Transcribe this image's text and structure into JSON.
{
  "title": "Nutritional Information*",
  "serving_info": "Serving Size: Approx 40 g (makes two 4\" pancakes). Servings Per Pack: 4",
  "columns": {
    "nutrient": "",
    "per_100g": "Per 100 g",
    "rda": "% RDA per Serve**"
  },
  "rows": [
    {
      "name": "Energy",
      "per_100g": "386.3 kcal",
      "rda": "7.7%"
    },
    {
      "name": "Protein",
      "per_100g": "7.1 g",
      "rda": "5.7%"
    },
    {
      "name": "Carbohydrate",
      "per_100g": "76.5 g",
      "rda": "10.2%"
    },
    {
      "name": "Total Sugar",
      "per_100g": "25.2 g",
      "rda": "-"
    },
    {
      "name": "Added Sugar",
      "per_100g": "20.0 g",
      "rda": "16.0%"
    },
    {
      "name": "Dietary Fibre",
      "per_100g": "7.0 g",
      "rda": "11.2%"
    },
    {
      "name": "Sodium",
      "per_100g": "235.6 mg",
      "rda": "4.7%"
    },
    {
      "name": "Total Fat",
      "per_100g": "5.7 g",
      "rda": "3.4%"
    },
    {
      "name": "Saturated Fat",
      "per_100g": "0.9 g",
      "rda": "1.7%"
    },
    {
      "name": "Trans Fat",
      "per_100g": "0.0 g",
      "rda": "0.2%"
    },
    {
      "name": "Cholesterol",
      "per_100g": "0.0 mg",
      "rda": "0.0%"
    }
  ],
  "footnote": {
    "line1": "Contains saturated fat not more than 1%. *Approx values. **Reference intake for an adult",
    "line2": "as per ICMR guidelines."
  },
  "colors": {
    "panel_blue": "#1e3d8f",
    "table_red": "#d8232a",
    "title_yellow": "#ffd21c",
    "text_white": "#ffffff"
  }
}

_ _ _

◆ Task prompt
Return the material exactly as it was provided.

◆ Reply
Transcribe this image's text and structure into JSON.
{
  "title": "Nutritional Information*",
  "serving_info": "Serving Size: Approx 40 g (makes two 4\" pancakes). Servings Per Pack: 4",
  "columns": {
    "nutrient": "",
    "per_100g": "Per 100 g",
    "rda": "% RDA per Serve**"
  },
  "rows": [
    {
      "name": "Energy",
      "per_100g": "386.3 kcal",
      "rda": "7.7%"
    },
    {
      "name": "Protein",
      "per_100g": "7.1 g",
      "rda": "5.7%"
    },
    {
      "name": "Carbohydrate",
      "per_100g": "76.5 g",
      "rda": "10.2%"
    },
    {
      "name": "Total Sugar",
      "per_100g": "25.2 g",
      "rda": "-"
    },
    {
      "name": "Added Sugar",
      "per_100g": "20.0 g",
      "rda": "16.0%"
    },
    {
      "name": "Dietary Fibre",
      "per_100g": "7.0 g",
      "rda": "11.2%"
    },
    {
      "name": "Sodium",
      "per_100g": "235.6 mg",
      "rda": "4.7%"
    },
    {
      "name": "Total Fat",
      "per_100g": "5.7 g",
      "rda": "3.4%"
    },
    {
      "name": "Saturated Fat",
      "per_100g": "0.9 g",
      "rda": "1.7%"
    },
    {
      "name": "Trans Fat",
      "per_100g": "0.0 g",
      "rda": "0.2%"
    },
    {
      "name": "Cholesterol",
      "per_100g": "0.0 mg",
      "rda": "0.0%"
    }
  ],
  "footnote": {
    "line1": "Contains saturated fat not more than 1%. *Approx values. **Reference intake for an adult",
    "line2": "as per ICMR guidelines."
  },
  "colors": {
    "panel_blue": "#1e3d8f",
    "table_red": "#d8232a",
    "title_yellow": "#ffd21c",
    "text_white": "#ffffff"
  }
}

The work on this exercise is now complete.